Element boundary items
┄┄┄┄┄┄

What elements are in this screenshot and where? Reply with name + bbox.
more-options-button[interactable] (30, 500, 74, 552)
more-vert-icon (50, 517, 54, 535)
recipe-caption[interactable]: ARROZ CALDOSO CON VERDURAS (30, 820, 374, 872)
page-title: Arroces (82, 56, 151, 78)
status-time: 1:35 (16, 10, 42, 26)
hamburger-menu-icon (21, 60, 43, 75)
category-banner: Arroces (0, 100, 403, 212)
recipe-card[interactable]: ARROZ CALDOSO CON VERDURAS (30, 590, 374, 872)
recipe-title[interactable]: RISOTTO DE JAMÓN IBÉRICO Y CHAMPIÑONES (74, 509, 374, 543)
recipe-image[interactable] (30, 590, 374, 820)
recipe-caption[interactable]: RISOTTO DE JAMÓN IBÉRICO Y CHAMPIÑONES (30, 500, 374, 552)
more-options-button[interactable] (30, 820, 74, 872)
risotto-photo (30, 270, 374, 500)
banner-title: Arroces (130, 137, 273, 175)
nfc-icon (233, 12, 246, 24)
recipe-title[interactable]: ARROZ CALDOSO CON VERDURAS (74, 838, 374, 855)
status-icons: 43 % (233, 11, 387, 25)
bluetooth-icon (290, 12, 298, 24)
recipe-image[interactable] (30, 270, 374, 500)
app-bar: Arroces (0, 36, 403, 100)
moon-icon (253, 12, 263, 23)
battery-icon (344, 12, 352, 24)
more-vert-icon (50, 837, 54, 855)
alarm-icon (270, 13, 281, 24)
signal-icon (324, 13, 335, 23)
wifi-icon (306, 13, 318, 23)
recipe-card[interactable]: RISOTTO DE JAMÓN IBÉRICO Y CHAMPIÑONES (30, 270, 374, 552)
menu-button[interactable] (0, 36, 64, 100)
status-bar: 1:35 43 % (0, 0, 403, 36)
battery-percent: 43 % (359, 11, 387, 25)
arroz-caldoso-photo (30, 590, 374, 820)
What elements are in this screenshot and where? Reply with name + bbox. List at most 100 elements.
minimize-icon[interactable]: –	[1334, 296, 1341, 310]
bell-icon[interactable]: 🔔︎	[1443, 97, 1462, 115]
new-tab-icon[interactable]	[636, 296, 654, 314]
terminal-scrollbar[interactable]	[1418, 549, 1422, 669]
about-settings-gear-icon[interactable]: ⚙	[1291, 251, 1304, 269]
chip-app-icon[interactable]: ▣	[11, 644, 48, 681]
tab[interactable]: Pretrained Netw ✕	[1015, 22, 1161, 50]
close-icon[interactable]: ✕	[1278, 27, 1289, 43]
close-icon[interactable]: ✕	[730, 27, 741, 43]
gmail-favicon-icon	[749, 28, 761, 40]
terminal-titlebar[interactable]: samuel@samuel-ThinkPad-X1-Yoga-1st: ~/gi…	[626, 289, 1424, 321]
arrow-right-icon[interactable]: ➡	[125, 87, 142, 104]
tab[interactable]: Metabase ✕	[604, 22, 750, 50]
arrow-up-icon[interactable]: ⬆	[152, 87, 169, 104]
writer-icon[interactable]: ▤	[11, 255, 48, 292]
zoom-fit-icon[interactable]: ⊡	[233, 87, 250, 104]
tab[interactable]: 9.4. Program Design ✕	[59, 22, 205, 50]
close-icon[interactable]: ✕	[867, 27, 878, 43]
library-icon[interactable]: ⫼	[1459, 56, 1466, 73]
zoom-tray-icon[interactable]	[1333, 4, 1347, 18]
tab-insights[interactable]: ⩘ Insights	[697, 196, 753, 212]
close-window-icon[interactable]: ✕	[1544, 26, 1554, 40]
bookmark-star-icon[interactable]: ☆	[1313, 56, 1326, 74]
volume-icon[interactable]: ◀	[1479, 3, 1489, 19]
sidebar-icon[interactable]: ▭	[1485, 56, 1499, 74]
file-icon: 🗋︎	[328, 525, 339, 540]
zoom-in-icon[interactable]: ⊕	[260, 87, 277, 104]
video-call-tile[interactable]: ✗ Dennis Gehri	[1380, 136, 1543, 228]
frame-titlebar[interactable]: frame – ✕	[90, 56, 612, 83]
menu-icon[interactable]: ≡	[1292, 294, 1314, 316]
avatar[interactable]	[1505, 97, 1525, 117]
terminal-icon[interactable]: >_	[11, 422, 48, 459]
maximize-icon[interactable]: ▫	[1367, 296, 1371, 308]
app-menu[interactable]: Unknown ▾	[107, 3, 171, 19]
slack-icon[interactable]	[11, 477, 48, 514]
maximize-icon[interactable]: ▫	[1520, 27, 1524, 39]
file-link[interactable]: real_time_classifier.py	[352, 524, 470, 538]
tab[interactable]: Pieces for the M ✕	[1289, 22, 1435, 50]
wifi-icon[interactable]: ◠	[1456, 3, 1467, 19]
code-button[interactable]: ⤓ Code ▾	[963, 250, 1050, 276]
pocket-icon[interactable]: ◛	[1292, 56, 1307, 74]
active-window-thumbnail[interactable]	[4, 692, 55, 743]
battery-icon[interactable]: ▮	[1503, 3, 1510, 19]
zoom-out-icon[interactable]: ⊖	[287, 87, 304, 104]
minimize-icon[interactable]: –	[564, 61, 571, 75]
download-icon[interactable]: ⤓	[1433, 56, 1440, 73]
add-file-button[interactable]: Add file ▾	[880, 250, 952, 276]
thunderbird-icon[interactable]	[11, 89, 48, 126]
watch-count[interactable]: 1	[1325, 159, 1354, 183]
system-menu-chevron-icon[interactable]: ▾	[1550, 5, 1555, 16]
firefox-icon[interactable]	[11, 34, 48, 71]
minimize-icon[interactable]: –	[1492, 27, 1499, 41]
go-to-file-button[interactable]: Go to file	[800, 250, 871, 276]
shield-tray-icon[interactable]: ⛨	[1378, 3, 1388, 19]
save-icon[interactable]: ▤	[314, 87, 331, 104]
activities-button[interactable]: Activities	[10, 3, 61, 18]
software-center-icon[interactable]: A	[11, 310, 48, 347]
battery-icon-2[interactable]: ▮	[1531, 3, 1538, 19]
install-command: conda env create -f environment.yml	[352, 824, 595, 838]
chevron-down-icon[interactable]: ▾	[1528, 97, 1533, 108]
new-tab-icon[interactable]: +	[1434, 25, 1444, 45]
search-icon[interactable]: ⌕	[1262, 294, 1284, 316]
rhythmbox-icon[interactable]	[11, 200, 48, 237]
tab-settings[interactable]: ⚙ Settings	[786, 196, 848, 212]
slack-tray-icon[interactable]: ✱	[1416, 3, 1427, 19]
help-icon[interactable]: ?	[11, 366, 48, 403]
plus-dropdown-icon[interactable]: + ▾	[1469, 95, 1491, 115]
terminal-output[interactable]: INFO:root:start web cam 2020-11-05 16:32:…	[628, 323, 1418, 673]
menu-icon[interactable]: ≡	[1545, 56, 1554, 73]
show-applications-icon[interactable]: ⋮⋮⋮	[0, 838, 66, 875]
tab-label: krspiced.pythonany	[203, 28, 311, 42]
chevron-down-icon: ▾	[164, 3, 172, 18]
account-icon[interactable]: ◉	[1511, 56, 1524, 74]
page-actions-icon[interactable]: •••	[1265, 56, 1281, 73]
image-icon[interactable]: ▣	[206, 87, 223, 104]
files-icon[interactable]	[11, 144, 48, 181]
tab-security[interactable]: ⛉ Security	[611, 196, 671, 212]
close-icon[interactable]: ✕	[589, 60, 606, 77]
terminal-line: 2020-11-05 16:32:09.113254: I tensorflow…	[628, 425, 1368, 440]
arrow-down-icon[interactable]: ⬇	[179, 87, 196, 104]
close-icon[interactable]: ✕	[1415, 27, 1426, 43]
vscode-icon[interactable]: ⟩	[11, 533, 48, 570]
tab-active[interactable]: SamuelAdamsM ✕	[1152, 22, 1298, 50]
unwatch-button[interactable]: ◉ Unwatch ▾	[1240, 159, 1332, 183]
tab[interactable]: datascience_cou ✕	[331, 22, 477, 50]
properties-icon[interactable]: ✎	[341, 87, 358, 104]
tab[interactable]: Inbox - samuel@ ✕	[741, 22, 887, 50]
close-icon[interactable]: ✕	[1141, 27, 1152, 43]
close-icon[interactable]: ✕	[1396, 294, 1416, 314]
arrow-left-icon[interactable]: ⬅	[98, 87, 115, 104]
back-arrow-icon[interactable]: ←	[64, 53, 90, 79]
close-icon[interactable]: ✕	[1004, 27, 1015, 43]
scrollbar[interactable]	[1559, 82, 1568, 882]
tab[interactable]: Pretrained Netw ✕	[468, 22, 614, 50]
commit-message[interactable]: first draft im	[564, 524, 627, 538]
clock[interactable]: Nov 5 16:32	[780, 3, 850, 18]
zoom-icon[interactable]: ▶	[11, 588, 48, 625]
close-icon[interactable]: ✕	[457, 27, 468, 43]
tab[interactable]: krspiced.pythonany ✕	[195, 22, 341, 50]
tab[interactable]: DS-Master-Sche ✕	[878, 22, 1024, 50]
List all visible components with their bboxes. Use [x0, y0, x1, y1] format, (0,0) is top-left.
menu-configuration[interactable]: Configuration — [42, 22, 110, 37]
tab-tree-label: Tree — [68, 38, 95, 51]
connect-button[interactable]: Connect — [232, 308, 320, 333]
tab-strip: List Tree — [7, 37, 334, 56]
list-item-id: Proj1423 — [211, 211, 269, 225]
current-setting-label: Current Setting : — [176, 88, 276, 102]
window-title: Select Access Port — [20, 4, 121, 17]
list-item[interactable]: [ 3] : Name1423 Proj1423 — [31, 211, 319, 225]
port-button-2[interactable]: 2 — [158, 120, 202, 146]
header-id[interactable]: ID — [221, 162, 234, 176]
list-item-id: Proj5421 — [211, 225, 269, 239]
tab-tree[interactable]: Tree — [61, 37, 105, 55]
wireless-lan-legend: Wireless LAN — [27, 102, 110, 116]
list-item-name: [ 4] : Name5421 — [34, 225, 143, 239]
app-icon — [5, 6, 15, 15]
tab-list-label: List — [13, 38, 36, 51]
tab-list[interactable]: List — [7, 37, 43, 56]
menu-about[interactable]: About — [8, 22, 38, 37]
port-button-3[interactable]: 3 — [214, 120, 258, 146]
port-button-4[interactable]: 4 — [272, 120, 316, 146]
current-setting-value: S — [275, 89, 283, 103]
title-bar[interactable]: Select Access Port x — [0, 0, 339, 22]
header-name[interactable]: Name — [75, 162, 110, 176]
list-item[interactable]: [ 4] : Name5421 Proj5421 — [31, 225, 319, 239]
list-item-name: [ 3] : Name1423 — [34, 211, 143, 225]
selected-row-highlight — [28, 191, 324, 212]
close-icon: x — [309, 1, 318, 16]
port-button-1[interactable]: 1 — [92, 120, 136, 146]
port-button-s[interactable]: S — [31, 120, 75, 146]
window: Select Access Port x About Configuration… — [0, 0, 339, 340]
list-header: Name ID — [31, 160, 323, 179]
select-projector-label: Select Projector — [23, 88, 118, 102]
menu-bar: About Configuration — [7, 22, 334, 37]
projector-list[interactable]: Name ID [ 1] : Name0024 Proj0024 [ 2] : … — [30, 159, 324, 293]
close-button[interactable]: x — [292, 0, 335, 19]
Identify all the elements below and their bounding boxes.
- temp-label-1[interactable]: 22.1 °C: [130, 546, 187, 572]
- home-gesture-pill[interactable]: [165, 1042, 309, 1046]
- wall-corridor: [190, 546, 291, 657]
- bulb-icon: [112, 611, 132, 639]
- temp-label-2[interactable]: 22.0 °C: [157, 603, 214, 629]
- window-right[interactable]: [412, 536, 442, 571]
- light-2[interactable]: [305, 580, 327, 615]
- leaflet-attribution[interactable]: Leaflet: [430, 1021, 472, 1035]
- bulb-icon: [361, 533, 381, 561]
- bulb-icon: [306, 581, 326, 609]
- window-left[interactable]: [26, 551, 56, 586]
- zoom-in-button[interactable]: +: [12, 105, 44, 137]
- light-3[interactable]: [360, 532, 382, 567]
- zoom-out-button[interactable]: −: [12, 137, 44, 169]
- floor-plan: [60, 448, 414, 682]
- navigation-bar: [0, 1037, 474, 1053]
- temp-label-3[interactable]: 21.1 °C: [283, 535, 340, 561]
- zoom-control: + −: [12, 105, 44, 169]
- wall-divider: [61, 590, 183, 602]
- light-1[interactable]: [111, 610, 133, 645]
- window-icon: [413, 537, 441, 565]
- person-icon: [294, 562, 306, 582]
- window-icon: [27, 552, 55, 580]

┄┄┄┄┄┄

- REQUEST -
Copy the lines from the start of the items through the line with "category-banner: Arroces (0, 100, 403, 212)", keeping each one unchanged and including both ends.

- EXPECTED ANSWER -
What elements are in this screenshot and where? Reply with name + bbox.
more-options-button[interactable] (30, 500, 74, 552)
more-vert-icon (50, 517, 54, 535)
recipe-caption[interactable]: ARROZ CALDOSO CON VERDURAS (30, 820, 374, 872)
page-title: Arroces (82, 56, 151, 78)
status-time: 1:35 (16, 10, 42, 26)
hamburger-menu-icon (21, 60, 43, 75)
category-banner: Arroces (0, 100, 403, 212)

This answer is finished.